● Directions
Could you transcribe every record below exactly as written, leaving out any pictures?

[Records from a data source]
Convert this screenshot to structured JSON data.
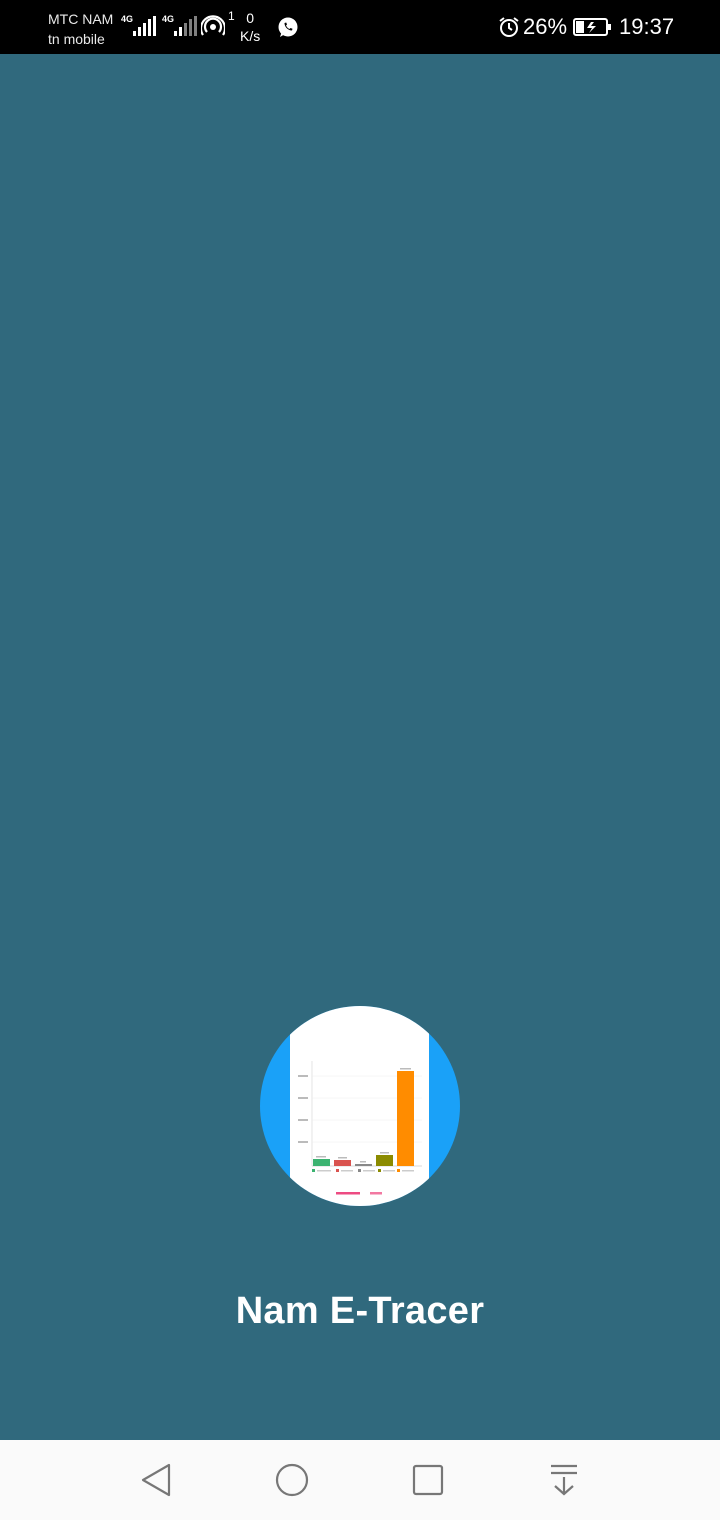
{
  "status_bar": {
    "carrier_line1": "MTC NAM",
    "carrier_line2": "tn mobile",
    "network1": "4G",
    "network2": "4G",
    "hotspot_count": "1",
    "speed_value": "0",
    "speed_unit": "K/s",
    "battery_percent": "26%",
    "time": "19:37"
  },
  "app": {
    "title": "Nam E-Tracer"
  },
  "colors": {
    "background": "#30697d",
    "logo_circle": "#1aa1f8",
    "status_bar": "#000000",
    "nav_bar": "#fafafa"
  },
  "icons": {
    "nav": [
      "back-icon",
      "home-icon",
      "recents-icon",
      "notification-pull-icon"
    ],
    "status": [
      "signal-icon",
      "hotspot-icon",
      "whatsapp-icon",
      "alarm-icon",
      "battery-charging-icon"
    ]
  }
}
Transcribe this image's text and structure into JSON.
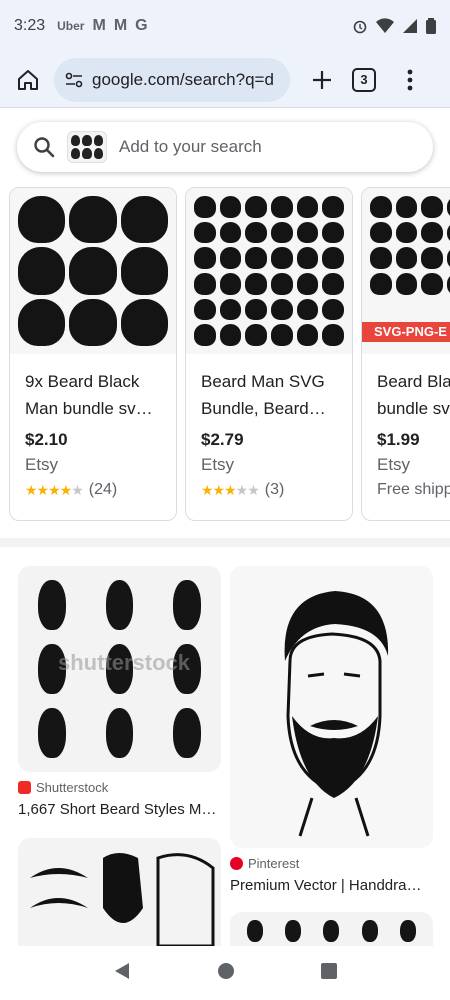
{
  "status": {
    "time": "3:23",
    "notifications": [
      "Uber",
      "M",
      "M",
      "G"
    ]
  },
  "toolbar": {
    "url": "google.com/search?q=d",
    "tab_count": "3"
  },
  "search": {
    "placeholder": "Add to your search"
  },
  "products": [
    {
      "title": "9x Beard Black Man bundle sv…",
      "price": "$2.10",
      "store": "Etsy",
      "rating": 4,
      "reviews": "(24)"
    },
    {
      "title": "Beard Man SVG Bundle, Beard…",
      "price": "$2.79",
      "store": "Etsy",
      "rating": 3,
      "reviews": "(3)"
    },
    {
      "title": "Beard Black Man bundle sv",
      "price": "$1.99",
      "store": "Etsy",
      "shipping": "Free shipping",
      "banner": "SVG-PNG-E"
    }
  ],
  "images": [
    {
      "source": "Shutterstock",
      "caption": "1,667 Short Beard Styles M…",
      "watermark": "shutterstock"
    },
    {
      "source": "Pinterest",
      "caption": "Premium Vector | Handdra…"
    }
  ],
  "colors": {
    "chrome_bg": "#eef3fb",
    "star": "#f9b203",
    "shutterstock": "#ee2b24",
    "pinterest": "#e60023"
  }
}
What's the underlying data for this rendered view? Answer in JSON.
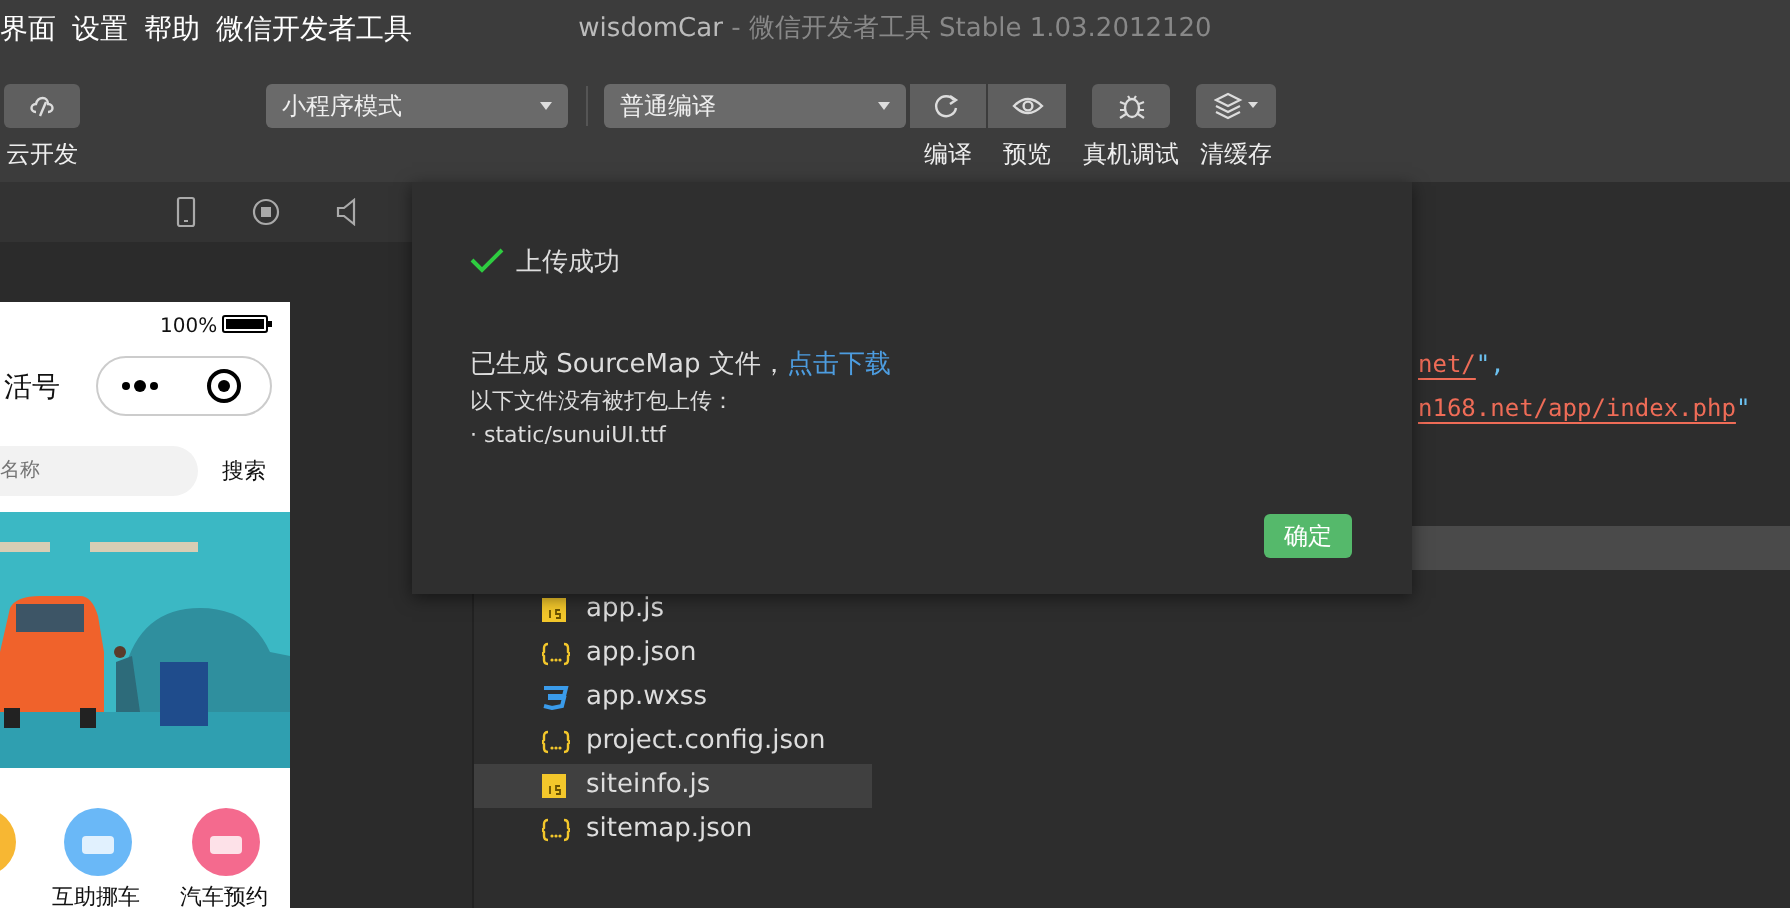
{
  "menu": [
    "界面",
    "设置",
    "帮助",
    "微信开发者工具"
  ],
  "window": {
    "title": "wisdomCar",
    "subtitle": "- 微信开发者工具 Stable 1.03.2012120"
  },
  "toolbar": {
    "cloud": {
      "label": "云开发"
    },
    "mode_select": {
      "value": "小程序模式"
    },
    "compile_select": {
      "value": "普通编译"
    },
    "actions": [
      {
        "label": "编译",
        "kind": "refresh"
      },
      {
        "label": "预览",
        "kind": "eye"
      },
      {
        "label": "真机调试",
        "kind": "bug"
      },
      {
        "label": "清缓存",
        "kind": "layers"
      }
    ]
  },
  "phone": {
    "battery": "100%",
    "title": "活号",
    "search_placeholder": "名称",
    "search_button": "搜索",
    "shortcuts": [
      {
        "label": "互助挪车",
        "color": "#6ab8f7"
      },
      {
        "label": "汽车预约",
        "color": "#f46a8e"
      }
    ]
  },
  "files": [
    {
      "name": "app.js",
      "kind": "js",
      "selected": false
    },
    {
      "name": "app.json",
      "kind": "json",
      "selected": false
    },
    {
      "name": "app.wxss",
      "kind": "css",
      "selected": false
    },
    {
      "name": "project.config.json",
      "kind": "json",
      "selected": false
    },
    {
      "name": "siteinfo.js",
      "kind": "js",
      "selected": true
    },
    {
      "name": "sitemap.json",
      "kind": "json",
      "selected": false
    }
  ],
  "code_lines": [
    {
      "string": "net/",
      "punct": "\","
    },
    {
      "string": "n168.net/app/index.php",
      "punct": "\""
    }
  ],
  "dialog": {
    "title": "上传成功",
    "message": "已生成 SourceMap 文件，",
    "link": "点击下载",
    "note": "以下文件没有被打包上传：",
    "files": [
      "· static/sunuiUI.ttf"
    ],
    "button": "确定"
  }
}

● Final answer
Convert this screenshot to structured JSON data.
{
  "status_bar": {
    "carrier_line1": "MTC NAM",
    "carrier_line2": "tn mobile",
    "network1": "4G",
    "network2": "4G",
    "hotspot_count": "1",
    "speed_value": "0",
    "speed_unit": "K/s",
    "battery_percent": "26%",
    "time": "19:37"
  },
  "app": {
    "title": "Nam E-Tracer"
  },
  "colors": {
    "background": "#30697d",
    "logo_circle": "#1aa1f8",
    "status_bar": "#000000",
    "nav_bar": "#fafafa"
  },
  "icons": {
    "nav": [
      "back-icon",
      "home-icon",
      "recents-icon",
      "notification-pull-icon"
    ],
    "status": [
      "signal-icon",
      "hotspot-icon",
      "whatsapp-icon",
      "alarm-icon",
      "battery-charging-icon"
    ]
  }
}
Transcribe this image's text and structure into JSON.
{
  "status": {
    "time": "3:23",
    "notifications": [
      "Uber",
      "M",
      "M",
      "G"
    ]
  },
  "toolbar": {
    "url": "google.com/search?q=d",
    "tab_count": "3"
  },
  "search": {
    "placeholder": "Add to your search"
  },
  "products": [
    {
      "title": "9x Beard Black Man bundle sv…",
      "price": "$2.10",
      "store": "Etsy",
      "rating": 4,
      "reviews": "(24)"
    },
    {
      "title": "Beard Man SVG Bundle, Beard…",
      "price": "$2.79",
      "store": "Etsy",
      "rating": 3,
      "reviews": "(3)"
    },
    {
      "title": "Beard Black Man bundle sv",
      "price": "$1.99",
      "store": "Etsy",
      "shipping": "Free shipping",
      "banner": "SVG-PNG-E"
    }
  ],
  "images": [
    {
      "source": "Shutterstock",
      "caption": "1,667 Short Beard Styles M…",
      "watermark": "shutterstock"
    },
    {
      "source": "Pinterest",
      "caption": "Premium Vector | Handdra…"
    }
  ],
  "colors": {
    "chrome_bg": "#eef3fb",
    "star": "#f9b203",
    "shutterstock": "#ee2b24",
    "pinterest": "#e60023"
  }
}
What's the underlying data for this rendered view? Answer in JSON.
{
  "menu": [
    "界面",
    "设置",
    "帮助",
    "微信开发者工具"
  ],
  "window": {
    "title": "wisdomCar",
    "subtitle": "- 微信开发者工具 Stable 1.03.2012120"
  },
  "toolbar": {
    "cloud": {
      "label": "云开发"
    },
    "mode_select": {
      "value": "小程序模式"
    },
    "compile_select": {
      "value": "普通编译"
    },
    "actions": [
      {
        "label": "编译",
        "kind": "refresh"
      },
      {
        "label": "预览",
        "kind": "eye"
      },
      {
        "label": "真机调试",
        "kind": "bug"
      },
      {
        "label": "清缓存",
        "kind": "layers"
      }
    ]
  },
  "phone": {
    "battery": "100%",
    "title": "活号",
    "search_placeholder": "名称",
    "search_button": "搜索",
    "shortcuts": [
      {
        "label": "互助挪车",
        "color": "#6ab8f7"
      },
      {
        "label": "汽车预约",
        "color": "#f46a8e"
      }
    ]
  },
  "files": [
    {
      "name": "app.js",
      "kind": "js",
      "selected": false
    },
    {
      "name": "app.json",
      "kind": "json",
      "selected": false
    },
    {
      "name": "app.wxss",
      "kind": "css",
      "selected": false
    },
    {
      "name": "project.config.json",
      "kind": "json",
      "selected": false
    },
    {
      "name": "siteinfo.js",
      "kind": "js",
      "selected": true
    },
    {
      "name": "sitemap.json",
      "kind": "json",
      "selected": false
    }
  ],
  "code_lines": [
    {
      "string": "net/",
      "punct": "\","
    },
    {
      "string": "n168.net/app/index.php",
      "punct": "\""
    }
  ],
  "dialog": {
    "title": "上传成功",
    "message": "已生成 SourceMap 文件，",
    "link": "点击下载",
    "note": "以下文件没有被打包上传：",
    "files": [
      "· static/sunuiUI.ttf"
    ],
    "button": "确定"
  }
}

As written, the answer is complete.